Start of MATERIAL SUPPLIED

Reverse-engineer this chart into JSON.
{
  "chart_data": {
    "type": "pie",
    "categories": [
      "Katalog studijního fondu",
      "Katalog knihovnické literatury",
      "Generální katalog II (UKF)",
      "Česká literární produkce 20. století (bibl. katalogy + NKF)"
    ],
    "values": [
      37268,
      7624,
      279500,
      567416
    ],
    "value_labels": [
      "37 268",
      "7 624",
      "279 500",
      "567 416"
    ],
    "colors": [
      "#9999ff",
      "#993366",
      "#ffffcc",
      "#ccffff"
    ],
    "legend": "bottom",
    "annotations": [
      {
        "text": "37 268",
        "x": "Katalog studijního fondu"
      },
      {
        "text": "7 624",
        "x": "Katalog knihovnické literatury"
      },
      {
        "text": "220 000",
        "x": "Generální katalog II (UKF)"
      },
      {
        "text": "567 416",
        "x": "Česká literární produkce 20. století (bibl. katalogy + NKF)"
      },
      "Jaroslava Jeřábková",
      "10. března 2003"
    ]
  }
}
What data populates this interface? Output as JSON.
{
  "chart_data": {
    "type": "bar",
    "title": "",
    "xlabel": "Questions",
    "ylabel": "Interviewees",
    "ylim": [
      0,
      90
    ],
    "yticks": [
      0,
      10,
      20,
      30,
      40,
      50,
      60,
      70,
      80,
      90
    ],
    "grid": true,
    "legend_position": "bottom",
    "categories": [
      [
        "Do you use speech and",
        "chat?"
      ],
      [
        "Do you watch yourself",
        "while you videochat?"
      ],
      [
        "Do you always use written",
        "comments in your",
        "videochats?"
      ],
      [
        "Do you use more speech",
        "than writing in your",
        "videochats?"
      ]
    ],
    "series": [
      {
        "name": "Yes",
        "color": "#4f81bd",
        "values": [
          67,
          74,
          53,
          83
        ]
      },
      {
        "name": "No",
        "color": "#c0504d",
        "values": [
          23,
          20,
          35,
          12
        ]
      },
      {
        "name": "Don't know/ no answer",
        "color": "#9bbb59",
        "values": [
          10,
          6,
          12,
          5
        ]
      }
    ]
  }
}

End of MATERIAL SUPPLIED

STATED GOAL. Each entry above is to be printed again exactly.

TASK SOLUTION.
Reverse-engineer this chart into JSON.
{
  "chart_data": {
    "type": "pie",
    "categories": [
      "Katalog studijního fondu",
      "Katalog knihovnické literatury",
      "Generální katalog II (UKF)",
      "Česká literární produkce 20. století (bibl. katalogy + NKF)"
    ],
    "values": [
      37268,
      7624,
      279500,
      567416
    ],
    "value_labels": [
      "37 268",
      "7 624",
      "279 500",
      "567 416"
    ],
    "colors": [
      "#9999ff",
      "#993366",
      "#ffffcc",
      "#ccffff"
    ],
    "legend": "bottom",
    "annotations": [
      {
        "text": "37 268",
        "x": "Katalog studijního fondu"
      },
      {
        "text": "7 624",
        "x": "Katalog knihovnické literatury"
      },
      {
        "text": "220 000",
        "x": "Generální katalog II (UKF)"
      },
      {
        "text": "567 416",
        "x": "Česká literární produkce 20. století (bibl. katalogy + NKF)"
      },
      "Jaroslava Jeřábková",
      "10. března 2003"
    ]
  }
}
What data populates this interface? Output as JSON.
{
  "chart_data": {
    "type": "bar",
    "title": "",
    "xlabel": "Questions",
    "ylabel": "Interviewees",
    "ylim": [
      0,
      90
    ],
    "yticks": [
      0,
      10,
      20,
      30,
      40,
      50,
      60,
      70,
      80,
      90
    ],
    "grid": true,
    "legend_position": "bottom",
    "categories": [
      [
        "Do you use speech and",
        "chat?"
      ],
      [
        "Do you watch yourself",
        "while you videochat?"
      ],
      [
        "Do you always use written",
        "comments in your",
        "videochats?"
      ],
      [
        "Do you use more speech",
        "than writing in your",
        "videochats?"
      ]
    ],
    "series": [
      {
        "name": "Yes",
        "color": "#4f81bd",
        "values": [
          67,
          74,
          53,
          83
        ]
      },
      {
        "name": "No",
        "color": "#c0504d",
        "values": [
          23,
          20,
          35,
          12
        ]
      },
      {
        "name": "Don't know/ no answer",
        "color": "#9bbb59",
        "values": [
          10,
          6,
          12,
          5
        ]
      }
    ]
  }
}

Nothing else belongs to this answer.